(Extracts from a graphics dataset)
☆ ☆ ☆ ☆

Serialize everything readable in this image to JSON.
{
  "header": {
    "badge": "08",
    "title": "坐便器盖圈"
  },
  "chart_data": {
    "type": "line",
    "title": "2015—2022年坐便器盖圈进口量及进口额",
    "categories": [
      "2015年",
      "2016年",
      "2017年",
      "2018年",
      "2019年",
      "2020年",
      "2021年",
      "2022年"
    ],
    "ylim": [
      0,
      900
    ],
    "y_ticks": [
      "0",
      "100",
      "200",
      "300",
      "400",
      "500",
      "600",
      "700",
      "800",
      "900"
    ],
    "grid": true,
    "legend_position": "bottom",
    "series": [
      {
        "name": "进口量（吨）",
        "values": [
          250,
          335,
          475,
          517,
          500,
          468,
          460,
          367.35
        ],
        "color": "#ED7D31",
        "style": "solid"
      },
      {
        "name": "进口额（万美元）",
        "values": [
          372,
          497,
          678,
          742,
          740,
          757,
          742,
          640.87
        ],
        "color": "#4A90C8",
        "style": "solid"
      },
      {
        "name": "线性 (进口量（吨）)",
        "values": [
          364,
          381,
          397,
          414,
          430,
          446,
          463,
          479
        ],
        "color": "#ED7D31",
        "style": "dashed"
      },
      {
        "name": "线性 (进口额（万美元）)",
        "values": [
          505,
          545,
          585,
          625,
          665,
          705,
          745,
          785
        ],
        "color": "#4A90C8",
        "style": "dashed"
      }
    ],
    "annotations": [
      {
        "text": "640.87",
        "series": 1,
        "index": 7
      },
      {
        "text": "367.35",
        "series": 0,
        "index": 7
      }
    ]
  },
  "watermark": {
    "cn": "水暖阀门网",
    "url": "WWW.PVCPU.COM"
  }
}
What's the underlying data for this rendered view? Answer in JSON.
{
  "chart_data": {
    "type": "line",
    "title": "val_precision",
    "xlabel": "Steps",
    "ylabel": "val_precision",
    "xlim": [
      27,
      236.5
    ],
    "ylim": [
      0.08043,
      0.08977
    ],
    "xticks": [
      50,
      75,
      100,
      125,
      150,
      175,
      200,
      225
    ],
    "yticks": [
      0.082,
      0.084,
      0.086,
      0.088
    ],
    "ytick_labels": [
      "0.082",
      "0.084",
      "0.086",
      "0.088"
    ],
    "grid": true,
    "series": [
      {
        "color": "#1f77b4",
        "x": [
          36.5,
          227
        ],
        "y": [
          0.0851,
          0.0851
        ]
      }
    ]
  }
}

☆ ☆ ☆ ☆

Description of the task
Your task is to repeat every entry exactly.

Response
Serialize everything readable in this image to JSON.
{
  "header": {
    "badge": "08",
    "title": "坐便器盖圈"
  },
  "chart_data": {
    "type": "line",
    "title": "2015—2022年坐便器盖圈进口量及进口额",
    "categories": [
      "2015年",
      "2016年",
      "2017年",
      "2018年",
      "2019年",
      "2020年",
      "2021年",
      "2022年"
    ],
    "ylim": [
      0,
      900
    ],
    "y_ticks": [
      "0",
      "100",
      "200",
      "300",
      "400",
      "500",
      "600",
      "700",
      "800",
      "900"
    ],
    "grid": true,
    "legend_position": "bottom",
    "series": [
      {
        "name": "进口量（吨）",
        "values": [
          250,
          335,
          475,
          517,
          500,
          468,
          460,
          367.35
        ],
        "color": "#ED7D31",
        "style": "solid"
      },
      {
        "name": "进口额（万美元）",
        "values": [
          372,
          497,
          678,
          742,
          740,
          757,
          742,
          640.87
        ],
        "color": "#4A90C8",
        "style": "solid"
      },
      {
        "name": "线性 (进口量（吨）)",
        "values": [
          364,
          381,
          397,
          414,
          430,
          446,
          463,
          479
        ],
        "color": "#ED7D31",
        "style": "dashed"
      },
      {
        "name": "线性 (进口额（万美元）)",
        "values": [
          505,
          545,
          585,
          625,
          665,
          705,
          745,
          785
        ],
        "color": "#4A90C8",
        "style": "dashed"
      }
    ],
    "annotations": [
      {
        "text": "640.87",
        "series": 1,
        "index": 7
      },
      {
        "text": "367.35",
        "series": 0,
        "index": 7
      }
    ]
  },
  "watermark": {
    "cn": "水暖阀门网",
    "url": "WWW.PVCPU.COM"
  }
}
What's the underlying data for this rendered view? Answer in JSON.
{
  "chart_data": {
    "type": "line",
    "title": "val_precision",
    "xlabel": "Steps",
    "ylabel": "val_precision",
    "xlim": [
      27,
      236.5
    ],
    "ylim": [
      0.08043,
      0.08977
    ],
    "xticks": [
      50,
      75,
      100,
      125,
      150,
      175,
      200,
      225
    ],
    "yticks": [
      0.082,
      0.084,
      0.086,
      0.088
    ],
    "ytick_labels": [
      "0.082",
      "0.084",
      "0.086",
      "0.088"
    ],
    "grid": true,
    "series": [
      {
        "color": "#1f77b4",
        "x": [
          36.5,
          227
        ],
        "y": [
          0.0851,
          0.0851
        ]
      }
    ]
  }
}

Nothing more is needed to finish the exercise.